EXERCISE AIM — Work out how many lines include "Маркса" and answer with that number only.

-- BEGIN RECORDS SHOWN --

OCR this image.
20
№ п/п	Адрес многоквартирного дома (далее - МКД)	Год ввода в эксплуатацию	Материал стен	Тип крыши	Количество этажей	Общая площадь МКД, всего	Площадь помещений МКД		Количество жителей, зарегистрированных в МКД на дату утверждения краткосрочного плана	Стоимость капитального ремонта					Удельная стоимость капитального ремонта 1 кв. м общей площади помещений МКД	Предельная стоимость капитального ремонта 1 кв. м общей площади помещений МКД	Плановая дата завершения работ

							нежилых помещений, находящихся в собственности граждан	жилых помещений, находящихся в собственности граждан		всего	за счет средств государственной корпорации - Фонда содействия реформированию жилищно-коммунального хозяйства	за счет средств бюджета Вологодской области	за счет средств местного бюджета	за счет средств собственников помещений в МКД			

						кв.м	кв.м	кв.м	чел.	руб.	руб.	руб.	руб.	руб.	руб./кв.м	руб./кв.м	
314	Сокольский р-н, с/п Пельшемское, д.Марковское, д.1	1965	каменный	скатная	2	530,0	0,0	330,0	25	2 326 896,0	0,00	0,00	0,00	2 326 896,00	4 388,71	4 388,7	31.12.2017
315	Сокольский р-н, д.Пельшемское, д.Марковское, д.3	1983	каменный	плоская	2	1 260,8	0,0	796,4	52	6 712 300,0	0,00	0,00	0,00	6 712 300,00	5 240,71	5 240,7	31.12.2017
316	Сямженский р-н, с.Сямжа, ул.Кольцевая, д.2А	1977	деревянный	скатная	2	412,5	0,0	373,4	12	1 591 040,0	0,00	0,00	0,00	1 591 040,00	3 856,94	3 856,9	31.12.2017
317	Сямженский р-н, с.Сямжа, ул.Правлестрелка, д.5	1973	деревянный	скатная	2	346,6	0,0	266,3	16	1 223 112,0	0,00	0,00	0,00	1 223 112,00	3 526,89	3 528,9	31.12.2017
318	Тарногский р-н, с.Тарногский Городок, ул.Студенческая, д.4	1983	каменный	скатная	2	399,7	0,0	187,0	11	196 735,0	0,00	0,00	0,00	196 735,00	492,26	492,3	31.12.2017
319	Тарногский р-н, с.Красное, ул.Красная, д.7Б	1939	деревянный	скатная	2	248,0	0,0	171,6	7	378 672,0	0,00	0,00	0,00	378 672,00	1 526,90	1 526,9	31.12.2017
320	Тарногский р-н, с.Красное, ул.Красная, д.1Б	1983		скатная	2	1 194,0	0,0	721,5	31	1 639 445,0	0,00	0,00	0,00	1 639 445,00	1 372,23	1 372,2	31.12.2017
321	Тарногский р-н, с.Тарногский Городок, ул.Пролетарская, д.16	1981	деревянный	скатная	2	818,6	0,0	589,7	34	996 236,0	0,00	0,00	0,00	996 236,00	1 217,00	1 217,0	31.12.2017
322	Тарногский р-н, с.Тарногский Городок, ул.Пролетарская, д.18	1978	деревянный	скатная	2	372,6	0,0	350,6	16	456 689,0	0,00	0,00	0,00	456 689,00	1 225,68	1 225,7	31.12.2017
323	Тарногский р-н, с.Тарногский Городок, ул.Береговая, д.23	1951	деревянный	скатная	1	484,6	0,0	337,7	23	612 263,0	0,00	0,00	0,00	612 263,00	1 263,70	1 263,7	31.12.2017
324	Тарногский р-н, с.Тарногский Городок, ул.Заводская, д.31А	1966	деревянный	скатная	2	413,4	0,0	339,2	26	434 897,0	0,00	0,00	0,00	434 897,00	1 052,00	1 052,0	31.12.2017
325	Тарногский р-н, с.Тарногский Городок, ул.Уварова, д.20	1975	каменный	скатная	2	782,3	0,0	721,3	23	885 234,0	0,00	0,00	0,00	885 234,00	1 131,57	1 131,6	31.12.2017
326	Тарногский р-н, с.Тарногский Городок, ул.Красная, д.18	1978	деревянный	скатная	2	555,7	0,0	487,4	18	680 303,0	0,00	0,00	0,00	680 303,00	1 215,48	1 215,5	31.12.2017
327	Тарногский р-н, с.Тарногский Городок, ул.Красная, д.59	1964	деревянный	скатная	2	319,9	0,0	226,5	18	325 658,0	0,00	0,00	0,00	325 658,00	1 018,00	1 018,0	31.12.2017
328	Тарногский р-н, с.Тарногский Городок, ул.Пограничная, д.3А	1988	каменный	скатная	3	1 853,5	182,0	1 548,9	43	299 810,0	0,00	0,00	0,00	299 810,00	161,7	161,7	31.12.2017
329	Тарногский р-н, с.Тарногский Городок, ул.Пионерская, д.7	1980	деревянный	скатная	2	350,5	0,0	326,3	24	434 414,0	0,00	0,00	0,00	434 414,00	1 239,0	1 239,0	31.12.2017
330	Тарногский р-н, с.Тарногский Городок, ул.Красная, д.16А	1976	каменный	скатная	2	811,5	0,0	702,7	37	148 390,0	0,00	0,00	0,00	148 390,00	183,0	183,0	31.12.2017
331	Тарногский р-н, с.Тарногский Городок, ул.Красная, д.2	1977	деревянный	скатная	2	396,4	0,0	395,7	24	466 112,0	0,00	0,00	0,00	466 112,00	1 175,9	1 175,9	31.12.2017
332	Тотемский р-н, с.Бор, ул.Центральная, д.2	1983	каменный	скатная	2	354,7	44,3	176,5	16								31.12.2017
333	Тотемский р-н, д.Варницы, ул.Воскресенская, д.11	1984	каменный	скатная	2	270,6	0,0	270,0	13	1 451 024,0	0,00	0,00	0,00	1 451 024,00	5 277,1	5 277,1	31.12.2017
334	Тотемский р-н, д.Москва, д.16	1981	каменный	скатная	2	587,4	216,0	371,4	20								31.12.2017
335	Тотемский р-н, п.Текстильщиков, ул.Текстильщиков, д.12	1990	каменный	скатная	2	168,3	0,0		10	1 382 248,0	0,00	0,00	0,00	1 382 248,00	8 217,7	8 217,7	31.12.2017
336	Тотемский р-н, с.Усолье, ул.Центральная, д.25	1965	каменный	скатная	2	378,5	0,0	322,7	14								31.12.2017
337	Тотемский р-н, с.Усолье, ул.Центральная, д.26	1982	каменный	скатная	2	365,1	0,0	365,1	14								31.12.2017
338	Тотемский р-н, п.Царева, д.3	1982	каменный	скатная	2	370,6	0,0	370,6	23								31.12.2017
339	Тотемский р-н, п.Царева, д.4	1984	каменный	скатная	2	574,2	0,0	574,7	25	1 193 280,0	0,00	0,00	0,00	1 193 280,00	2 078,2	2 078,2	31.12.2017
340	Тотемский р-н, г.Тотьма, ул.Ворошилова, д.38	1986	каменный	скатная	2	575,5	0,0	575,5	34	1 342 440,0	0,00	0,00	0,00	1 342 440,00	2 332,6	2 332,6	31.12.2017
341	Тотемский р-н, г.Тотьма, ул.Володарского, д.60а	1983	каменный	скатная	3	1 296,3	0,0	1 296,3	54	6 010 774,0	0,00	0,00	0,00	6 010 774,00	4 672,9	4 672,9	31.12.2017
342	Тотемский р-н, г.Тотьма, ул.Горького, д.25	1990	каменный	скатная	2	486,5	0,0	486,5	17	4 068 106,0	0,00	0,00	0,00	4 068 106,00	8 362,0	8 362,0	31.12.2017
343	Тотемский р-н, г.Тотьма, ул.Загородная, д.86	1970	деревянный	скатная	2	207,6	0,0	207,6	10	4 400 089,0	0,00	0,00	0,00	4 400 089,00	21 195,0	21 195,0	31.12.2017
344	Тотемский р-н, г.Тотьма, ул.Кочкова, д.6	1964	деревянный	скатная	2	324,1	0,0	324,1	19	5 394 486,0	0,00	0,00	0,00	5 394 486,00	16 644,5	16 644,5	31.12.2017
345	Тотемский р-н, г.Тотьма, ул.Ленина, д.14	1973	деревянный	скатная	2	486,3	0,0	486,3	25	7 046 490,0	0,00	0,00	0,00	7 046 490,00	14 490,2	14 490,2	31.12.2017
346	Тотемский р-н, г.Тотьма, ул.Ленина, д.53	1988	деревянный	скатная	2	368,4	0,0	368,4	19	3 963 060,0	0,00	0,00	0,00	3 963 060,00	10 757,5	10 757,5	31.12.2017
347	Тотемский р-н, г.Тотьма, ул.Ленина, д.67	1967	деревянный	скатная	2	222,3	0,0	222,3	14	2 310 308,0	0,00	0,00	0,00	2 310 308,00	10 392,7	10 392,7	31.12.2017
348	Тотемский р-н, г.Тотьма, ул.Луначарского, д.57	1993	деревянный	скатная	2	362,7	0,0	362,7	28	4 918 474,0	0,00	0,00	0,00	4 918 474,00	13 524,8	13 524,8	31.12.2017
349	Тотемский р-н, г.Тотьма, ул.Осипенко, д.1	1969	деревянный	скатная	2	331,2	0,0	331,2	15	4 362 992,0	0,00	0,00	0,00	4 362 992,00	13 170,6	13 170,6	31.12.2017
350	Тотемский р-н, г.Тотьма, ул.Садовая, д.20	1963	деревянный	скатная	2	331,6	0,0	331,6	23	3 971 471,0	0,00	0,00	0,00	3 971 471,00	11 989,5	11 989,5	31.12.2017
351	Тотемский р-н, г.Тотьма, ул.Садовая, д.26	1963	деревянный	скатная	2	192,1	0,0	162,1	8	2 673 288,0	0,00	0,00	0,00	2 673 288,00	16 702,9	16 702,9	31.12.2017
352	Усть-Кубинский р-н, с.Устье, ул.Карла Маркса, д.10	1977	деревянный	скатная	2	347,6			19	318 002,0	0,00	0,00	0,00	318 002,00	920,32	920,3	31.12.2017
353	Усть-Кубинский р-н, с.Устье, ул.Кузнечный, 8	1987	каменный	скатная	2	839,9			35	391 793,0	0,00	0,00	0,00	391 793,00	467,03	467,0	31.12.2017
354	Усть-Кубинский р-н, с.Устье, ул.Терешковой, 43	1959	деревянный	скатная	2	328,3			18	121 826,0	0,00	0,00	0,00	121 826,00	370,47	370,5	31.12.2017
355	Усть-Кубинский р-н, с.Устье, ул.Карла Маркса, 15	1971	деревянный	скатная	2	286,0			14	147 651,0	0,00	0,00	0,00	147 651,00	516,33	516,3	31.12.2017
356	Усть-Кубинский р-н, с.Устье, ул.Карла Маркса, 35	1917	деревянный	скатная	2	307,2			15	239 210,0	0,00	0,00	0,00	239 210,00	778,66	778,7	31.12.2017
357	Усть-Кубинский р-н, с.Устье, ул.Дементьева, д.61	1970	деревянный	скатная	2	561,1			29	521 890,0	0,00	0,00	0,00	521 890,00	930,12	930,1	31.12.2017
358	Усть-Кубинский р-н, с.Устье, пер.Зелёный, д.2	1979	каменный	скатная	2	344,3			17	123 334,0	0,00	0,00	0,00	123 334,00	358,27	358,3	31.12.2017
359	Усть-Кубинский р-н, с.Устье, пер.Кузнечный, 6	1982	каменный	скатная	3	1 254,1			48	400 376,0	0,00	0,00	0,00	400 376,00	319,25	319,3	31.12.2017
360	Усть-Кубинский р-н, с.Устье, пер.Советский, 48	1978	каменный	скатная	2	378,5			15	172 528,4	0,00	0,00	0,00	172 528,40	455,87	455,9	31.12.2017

-- END RECORDS SHOWN --

OUTPUT OF THE EXERCISE — 3